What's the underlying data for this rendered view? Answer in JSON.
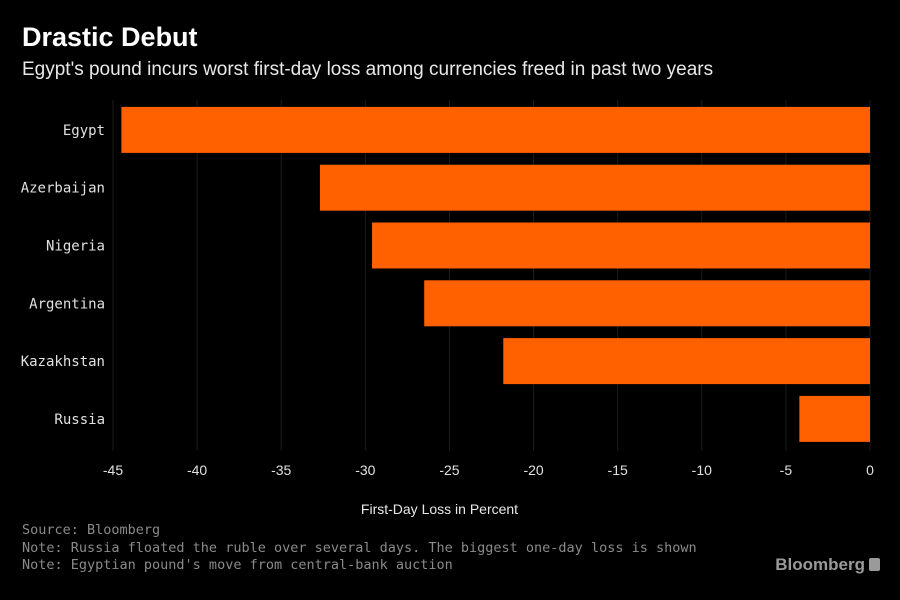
{
  "chart_data": {
    "type": "bar",
    "orientation": "horizontal",
    "title": "Drastic Debut",
    "subtitle": "Egypt's pound incurs worst first-day loss among currencies freed in past two years",
    "categories": [
      "Egypt",
      "Azerbaijan",
      "Nigeria",
      "Argentina",
      "Kazakhstan",
      "Russia"
    ],
    "values": [
      -44.5,
      -32.7,
      -29.6,
      -26.5,
      -21.8,
      -4.2
    ],
    "xlabel": "First-Day Loss in Percent",
    "ylabel": "",
    "xlim": [
      -45,
      0
    ],
    "xticks": [
      -45,
      -40,
      -35,
      -30,
      -25,
      -20,
      -15,
      -10,
      -5,
      0
    ],
    "grid": true,
    "bar_color": "#ff6000"
  },
  "footer": {
    "source": "Source: Bloomberg",
    "notes": [
      "Note: Russia floated the ruble over several days. The biggest one-day loss is shown",
      "Note: Egyptian pound's move from central-bank auction"
    ],
    "logo": "Bloomberg"
  }
}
· · · ·
Task to carry out:
Are you able to set down all the lines above exactly, without any pictures?

Correct answer:
What's the underlying data for this rendered view? Answer in JSON.
{
  "chart_data": {
    "type": "bar",
    "orientation": "horizontal",
    "title": "Drastic Debut",
    "subtitle": "Egypt's pound incurs worst first-day loss among currencies freed in past two years",
    "categories": [
      "Egypt",
      "Azerbaijan",
      "Nigeria",
      "Argentina",
      "Kazakhstan",
      "Russia"
    ],
    "values": [
      -44.5,
      -32.7,
      -29.6,
      -26.5,
      -21.8,
      -4.2
    ],
    "xlabel": "First-Day Loss in Percent",
    "ylabel": "",
    "xlim": [
      -45,
      0
    ],
    "xticks": [
      -45,
      -40,
      -35,
      -30,
      -25,
      -20,
      -15,
      -10,
      -5,
      0
    ],
    "grid": true,
    "bar_color": "#ff6000"
  },
  "footer": {
    "source": "Source: Bloomberg",
    "notes": [
      "Note: Russia floated the ruble over several days. The biggest one-day loss is shown",
      "Note: Egyptian pound's move from central-bank auction"
    ],
    "logo": "Bloomberg"
  }
}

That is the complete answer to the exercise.